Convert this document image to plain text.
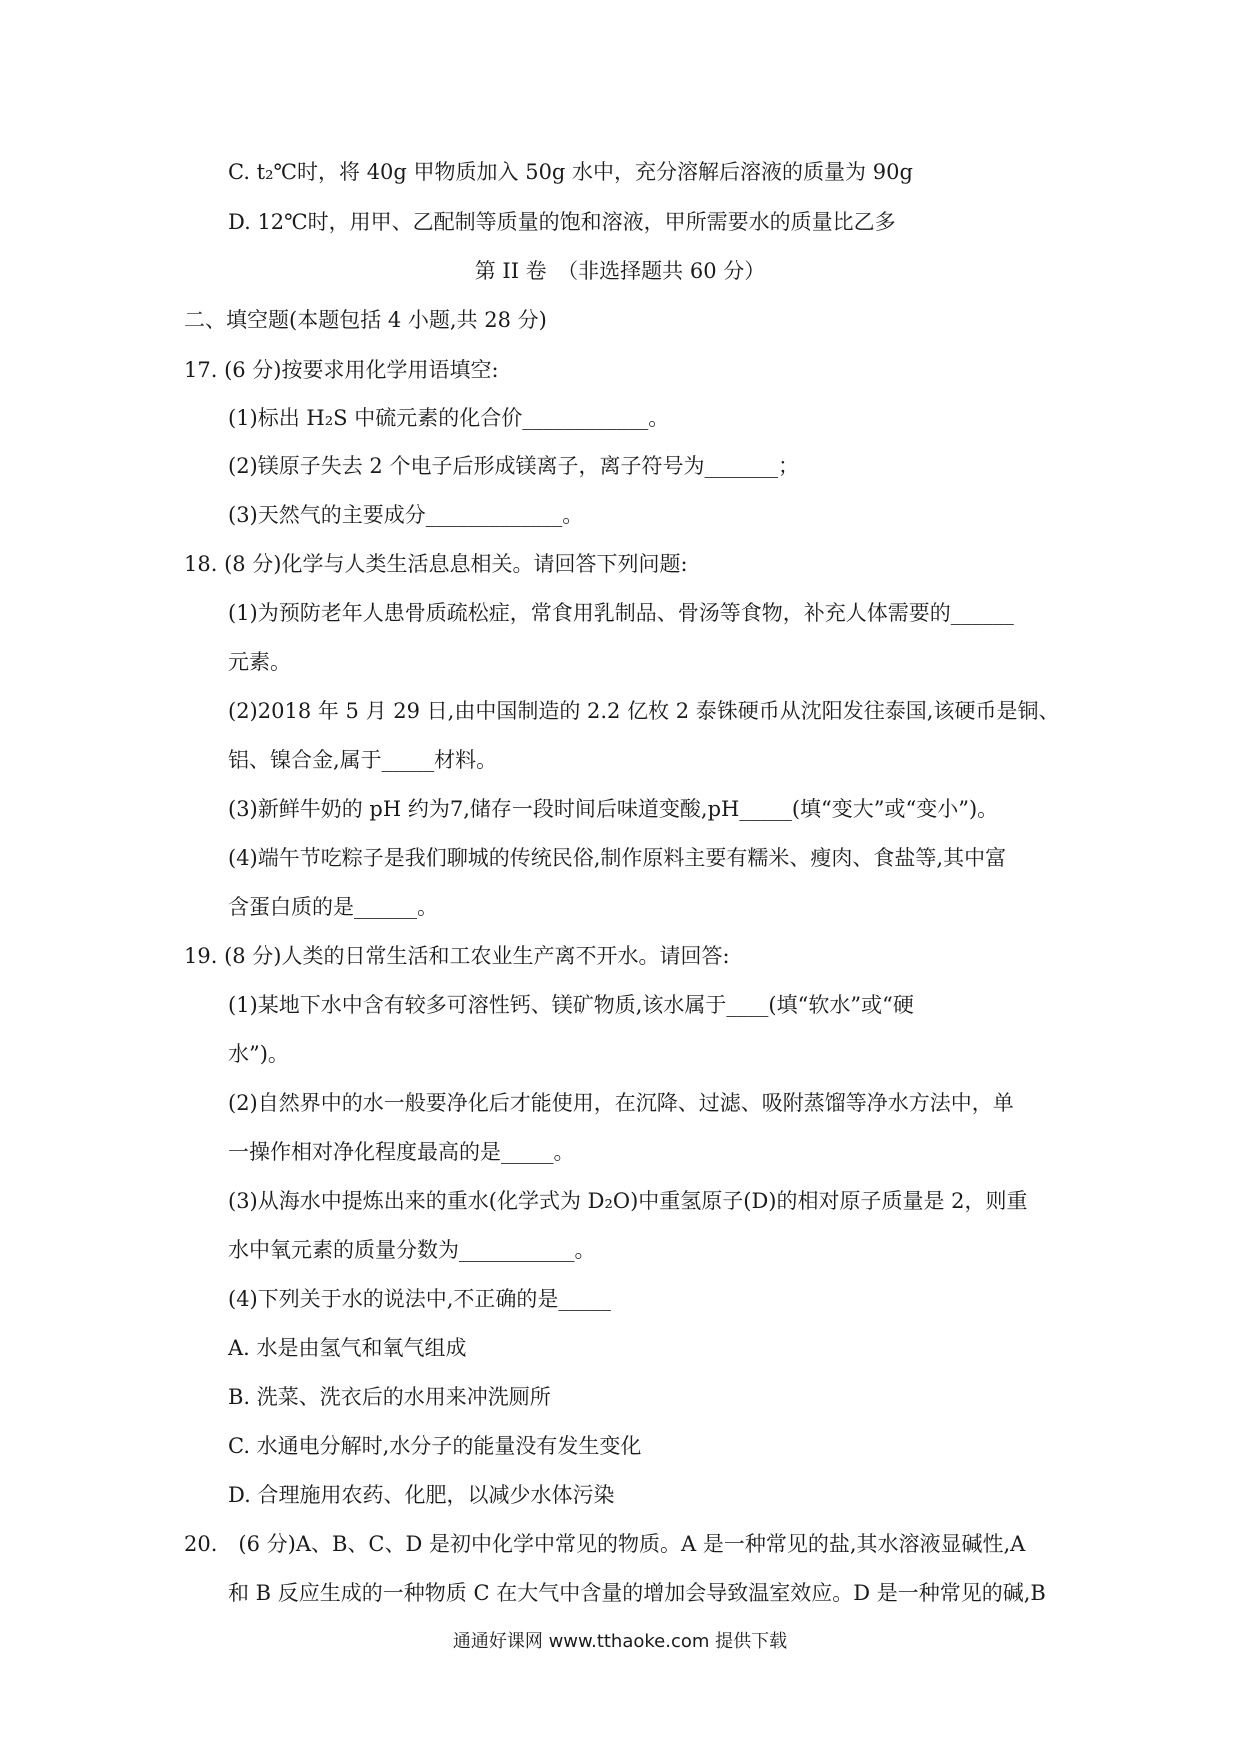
C. t₂℃时，将 40g 甲物质加入 50g 水中，充分溶解后溶液的质量为 90g
D. 12℃时，用甲、乙配制等质量的饱和溶液，甲所需要水的质量比乙多
第 II 卷　（非选择题共 60 分）
二、填空题(本题包括 4 小题,共 28 分)
17. (6 分)按要求用化学用语填空:
(1)标出 H₂S 中硫元素的化合价____________。
(2)镁原子失去 2 个电子后形成镁离子，离子符号为_______；
(3)天然气的主要成分_____________。
18. (8 分)化学与人类生活息息相关。请回答下列问题:
(1)为预防老年人患骨质疏松症，常食用乳制品、骨汤等食物，补充人体需要的______
元素。
(2)2018 年 5 月 29 日,由中国制造的 2.2 亿枚 2 泰铢硬币从沈阳发往泰国,该硬币是铜、
铝、镍合金,属于_____材料。
(3)新鲜牛奶的 pH 约为7,储存一段时间后味道变酸,pH_____(填“变大”或“变小”)。
(4)端午节吃粽子是我们聊城的传统民俗,制作原料主要有糯米、瘦肉、食盐等,其中富
含蛋白质的是______。
19. (8 分)人类的日常生活和工农业生产离不开水。请回答:
(1)某地下水中含有较多可溶性钙、镁矿物质,该水属于____(填“软水”或“硬
水”)。
(2)自然界中的水一般要净化后才能使用，在沉降、过滤、吸附蒸馏等净水方法中，单
一操作相对净化程度最高的是_____。
(3)从海水中提炼出来的重水(化学式为 D₂O)中重氢原子(D)的相对原子质量是 2，则重
水中氧元素的质量分数为___________。
(4)下列关于水的说法中,不正确的是_____
A. 水是由氢气和氧气组成
B. 洗菜、洗衣后的水用来冲洗厕所
C. 水通电分解时,水分子的能量没有发生变化
D. 合理施用农药、化肥，以减少水体污染
20.　(6 分)A、B、C、D 是初中化学中常见的物质。A 是一种常见的盐,其水溶液显碱性,A
和 B 反应生成的一种物质 C 在大气中含量的增加会导致温室效应。D 是一种常见的碱,B
通通好课网 www.tthaoke.com 提供下载
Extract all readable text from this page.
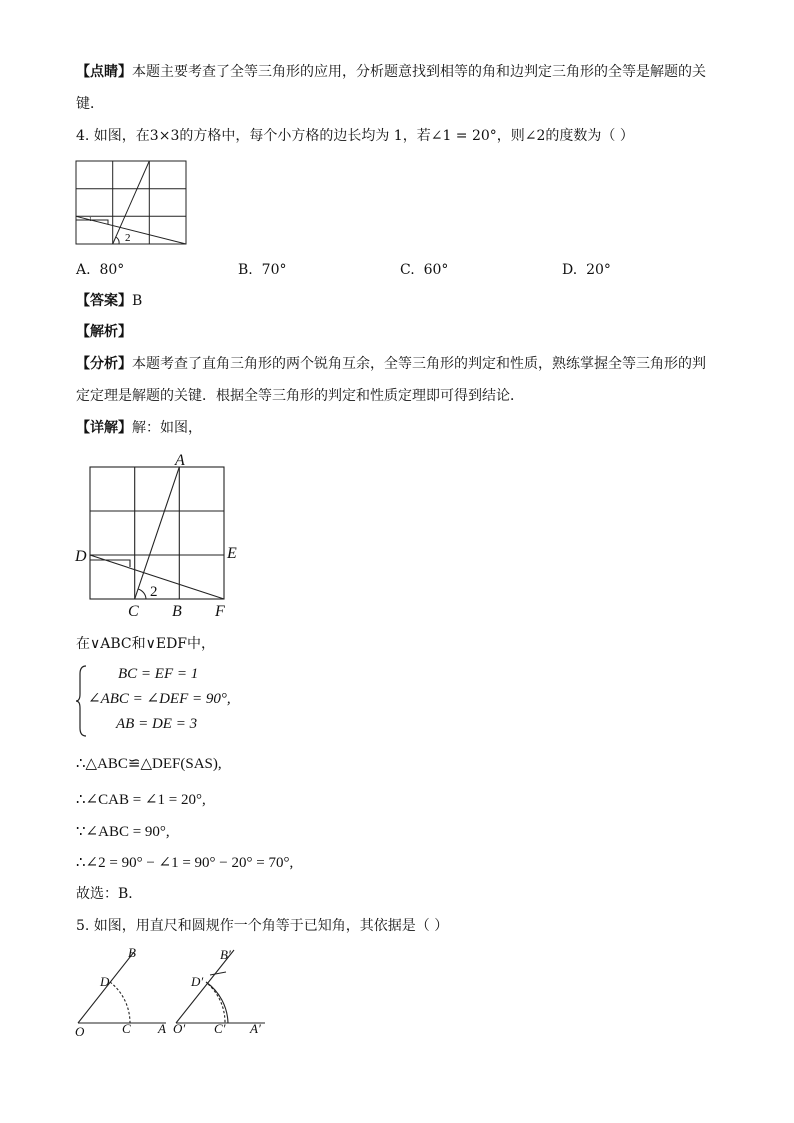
【点睛】本题主要考查了全等三角形的应用，分析题意找到相等的角和边判定三角形的全等是解题的关
键．
4. 如图，在3×3的方格中，每个小方格的边长均为 1，若∠1 = 20°，则∠2的度数为（ ）
1
2
A. 80°	B. 70°	C. 60°	D. 20°
【答案】B
【解析】
【分析】本题考查了直角三角形的两个锐角互余，全等三角形的判定和性质，熟练掌握全等三角形的判
定定理是解题的关键．根据全等三角形的判定和性质定理即可得到结论．
【详解】解：如图，
A
D	E
C B F
2
在∨ABC和∨EDF中，
BC = EF = 1
∠ABC = ∠DEF = 90°,
AB = DE = 3
∴△ABC≌△DEF(SAS),
∴∠CAB = ∠1 = 20°,
∵∠ABC = 90°,
∴∠2 = 90° − ∠1 = 90° − 20° = 70°,
故选：B．
5. 如图，用直尺和圆规作一个角等于已知角，其依据是（ ）
B
D
O	C A
B′
D′
O′ C′ A′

• • • • •

Find the line with "Extract all readable text from this page." in the listing and extract it and all lines after it through the end, exactly, without the pictures.

### Problem solution
Extract all readable text from this page.
【点睛】本题主要考查了全等三角形的应用，分析题意找到相等的角和边判定三角形的全等是解题的关
键．
4. 如图，在3×3的方格中，每个小方格的边长均为 1，若∠1 = 20°，则∠2的度数为（ ）
1
2
A. 80°	B. 70°	C. 60°	D. 20°
【答案】B
【解析】
【分析】本题考查了直角三角形的两个锐角互余，全等三角形的判定和性质，熟练掌握全等三角形的判
定定理是解题的关键．根据全等三角形的判定和性质定理即可得到结论．
【详解】解：如图，
A
D	E
C B F
2
在∨ABC和∨EDF中，
BC = EF = 1
∠ABC = ∠DEF = 90°,
AB = DE = 3
∴△ABC≌△DEF(SAS),
∴∠CAB = ∠1 = 20°,
∵∠ABC = 90°,
∴∠2 = 90° − ∠1 = 90° − 20° = 70°,
故选：B．
5. 如图，用直尺和圆规作一个角等于已知角，其依据是（ ）
B
D
O	C A
B′
D′
O′ C′ A′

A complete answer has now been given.